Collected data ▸
^^^^^^^^
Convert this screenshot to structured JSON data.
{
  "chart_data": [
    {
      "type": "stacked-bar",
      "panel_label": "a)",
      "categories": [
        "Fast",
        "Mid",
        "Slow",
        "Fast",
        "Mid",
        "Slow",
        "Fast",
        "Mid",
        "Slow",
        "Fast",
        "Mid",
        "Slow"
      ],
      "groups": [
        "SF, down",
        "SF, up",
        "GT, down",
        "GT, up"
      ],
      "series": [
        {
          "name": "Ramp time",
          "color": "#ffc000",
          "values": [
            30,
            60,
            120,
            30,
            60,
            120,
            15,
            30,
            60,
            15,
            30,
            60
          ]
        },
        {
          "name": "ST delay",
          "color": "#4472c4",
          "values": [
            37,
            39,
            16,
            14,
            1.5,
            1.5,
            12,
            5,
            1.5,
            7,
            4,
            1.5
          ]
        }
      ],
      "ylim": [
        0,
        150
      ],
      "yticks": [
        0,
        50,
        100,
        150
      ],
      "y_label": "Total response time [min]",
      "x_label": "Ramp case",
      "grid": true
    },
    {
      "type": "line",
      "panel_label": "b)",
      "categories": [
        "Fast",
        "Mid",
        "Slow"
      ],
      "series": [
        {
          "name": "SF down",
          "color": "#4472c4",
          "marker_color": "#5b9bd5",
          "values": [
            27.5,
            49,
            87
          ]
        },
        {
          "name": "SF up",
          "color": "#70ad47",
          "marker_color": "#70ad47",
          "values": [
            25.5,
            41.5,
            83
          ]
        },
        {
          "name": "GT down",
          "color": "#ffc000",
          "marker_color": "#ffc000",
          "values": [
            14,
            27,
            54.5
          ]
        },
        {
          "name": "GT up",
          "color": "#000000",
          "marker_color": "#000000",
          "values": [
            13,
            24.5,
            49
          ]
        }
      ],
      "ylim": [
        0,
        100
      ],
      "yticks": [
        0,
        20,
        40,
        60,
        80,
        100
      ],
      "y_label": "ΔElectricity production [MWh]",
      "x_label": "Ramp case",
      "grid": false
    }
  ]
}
^^^^^^^^
What is required ▸
Locate all lines holding the word "time", then copy them out.

Exercise result ▸
          "name": "Ramp time",
      "y_label": "Total response time [min]",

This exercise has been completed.